[Collected data entries]
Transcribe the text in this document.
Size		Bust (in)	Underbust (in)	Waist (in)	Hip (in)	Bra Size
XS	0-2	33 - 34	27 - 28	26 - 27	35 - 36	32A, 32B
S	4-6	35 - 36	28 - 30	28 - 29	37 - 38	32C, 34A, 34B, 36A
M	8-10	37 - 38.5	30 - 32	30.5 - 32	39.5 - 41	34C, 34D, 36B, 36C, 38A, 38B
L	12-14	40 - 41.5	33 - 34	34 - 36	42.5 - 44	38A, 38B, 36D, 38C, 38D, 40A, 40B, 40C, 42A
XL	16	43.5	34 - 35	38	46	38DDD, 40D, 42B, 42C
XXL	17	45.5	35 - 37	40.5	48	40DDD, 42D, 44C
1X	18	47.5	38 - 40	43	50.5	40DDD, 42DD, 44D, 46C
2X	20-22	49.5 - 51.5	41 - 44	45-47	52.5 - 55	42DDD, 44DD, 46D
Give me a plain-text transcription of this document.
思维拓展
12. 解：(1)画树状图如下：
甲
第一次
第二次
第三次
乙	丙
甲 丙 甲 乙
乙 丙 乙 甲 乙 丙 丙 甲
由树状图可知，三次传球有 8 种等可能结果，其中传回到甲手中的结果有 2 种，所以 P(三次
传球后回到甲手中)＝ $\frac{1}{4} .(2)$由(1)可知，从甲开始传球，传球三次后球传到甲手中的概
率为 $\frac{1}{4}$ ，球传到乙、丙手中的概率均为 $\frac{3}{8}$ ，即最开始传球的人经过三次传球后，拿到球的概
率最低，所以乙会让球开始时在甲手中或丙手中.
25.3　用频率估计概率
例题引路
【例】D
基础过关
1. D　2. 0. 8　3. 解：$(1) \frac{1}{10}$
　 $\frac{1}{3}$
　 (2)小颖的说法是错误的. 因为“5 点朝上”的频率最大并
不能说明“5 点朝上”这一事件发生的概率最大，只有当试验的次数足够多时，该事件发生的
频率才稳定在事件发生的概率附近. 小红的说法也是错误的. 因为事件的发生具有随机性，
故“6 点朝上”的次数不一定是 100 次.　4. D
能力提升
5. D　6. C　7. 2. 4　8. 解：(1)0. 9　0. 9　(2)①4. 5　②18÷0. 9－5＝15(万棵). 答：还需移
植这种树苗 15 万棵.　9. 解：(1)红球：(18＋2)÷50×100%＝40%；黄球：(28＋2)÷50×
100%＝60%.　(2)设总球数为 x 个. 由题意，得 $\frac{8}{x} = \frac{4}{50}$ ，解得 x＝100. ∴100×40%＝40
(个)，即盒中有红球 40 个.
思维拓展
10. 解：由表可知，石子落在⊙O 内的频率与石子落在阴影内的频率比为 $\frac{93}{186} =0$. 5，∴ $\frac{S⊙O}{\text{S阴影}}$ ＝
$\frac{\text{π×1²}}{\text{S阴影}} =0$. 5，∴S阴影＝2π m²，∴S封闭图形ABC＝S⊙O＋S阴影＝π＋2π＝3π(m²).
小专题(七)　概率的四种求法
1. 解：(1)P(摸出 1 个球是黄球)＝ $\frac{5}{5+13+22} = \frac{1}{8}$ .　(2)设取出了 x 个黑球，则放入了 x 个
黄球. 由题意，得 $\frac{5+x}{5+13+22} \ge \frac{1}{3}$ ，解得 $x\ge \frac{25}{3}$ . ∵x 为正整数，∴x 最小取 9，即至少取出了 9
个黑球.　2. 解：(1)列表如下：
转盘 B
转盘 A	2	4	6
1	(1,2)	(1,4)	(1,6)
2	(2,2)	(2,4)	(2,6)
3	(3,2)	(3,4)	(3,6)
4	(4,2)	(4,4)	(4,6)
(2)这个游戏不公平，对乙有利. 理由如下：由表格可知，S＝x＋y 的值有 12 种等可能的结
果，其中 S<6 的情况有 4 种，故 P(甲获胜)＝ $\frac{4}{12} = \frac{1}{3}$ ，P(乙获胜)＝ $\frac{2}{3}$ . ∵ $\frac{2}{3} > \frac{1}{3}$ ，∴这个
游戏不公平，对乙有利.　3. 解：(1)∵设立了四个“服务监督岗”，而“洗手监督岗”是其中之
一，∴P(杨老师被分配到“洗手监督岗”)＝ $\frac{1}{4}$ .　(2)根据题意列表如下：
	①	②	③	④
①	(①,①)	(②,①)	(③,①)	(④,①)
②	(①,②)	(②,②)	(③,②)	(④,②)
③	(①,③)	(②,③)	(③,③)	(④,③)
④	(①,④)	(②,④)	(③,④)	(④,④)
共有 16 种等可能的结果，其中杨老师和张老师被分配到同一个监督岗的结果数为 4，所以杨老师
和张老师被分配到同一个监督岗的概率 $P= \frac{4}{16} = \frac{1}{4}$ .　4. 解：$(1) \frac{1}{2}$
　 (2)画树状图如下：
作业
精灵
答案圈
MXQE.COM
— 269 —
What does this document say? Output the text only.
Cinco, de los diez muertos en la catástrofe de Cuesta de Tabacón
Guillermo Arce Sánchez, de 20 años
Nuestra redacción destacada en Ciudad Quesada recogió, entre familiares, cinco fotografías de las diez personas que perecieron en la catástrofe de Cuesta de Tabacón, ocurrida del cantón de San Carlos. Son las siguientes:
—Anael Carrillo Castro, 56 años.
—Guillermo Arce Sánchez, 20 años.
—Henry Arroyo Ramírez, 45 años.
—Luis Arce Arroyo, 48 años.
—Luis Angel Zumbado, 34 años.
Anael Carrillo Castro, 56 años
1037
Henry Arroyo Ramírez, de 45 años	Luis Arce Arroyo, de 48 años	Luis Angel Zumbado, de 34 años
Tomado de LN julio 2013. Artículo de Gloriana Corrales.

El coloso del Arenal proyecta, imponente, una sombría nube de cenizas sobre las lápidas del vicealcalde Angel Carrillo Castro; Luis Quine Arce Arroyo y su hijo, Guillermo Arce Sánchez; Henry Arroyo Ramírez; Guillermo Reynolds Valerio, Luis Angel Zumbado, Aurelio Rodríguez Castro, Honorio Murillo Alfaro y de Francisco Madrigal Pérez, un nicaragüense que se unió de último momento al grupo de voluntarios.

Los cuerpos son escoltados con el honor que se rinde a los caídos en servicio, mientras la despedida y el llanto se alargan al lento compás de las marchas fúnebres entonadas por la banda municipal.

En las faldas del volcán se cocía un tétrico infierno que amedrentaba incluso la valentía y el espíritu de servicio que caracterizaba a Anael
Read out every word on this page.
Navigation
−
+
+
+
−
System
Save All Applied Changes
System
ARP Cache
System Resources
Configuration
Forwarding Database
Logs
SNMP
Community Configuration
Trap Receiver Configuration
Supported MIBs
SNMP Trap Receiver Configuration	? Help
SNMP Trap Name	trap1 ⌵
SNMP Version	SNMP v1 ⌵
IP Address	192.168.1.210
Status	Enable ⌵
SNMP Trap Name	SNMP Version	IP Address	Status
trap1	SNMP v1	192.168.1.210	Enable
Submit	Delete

Task: Find and copy every line in the entries above where the string "text" occurs.

Expected output:
Transcribe the text in this document.
Give me a plain-text transcription of this document.
10. 解：由表可知，石子落在⊙O 内的频率与石子落在阴影内的频率比为 $\frac{93}{186} =0$. 5，∴ $\frac{S⊙O}{\text{S阴影}}$ ＝
$\frac{\text{π×1²}}{\text{S阴影}} =0$. 5，∴S阴影＝2π m²，∴S封闭图形ABC＝S⊙O＋S阴影＝π＋2π＝3π(m²).
What does this document say? Output the text only.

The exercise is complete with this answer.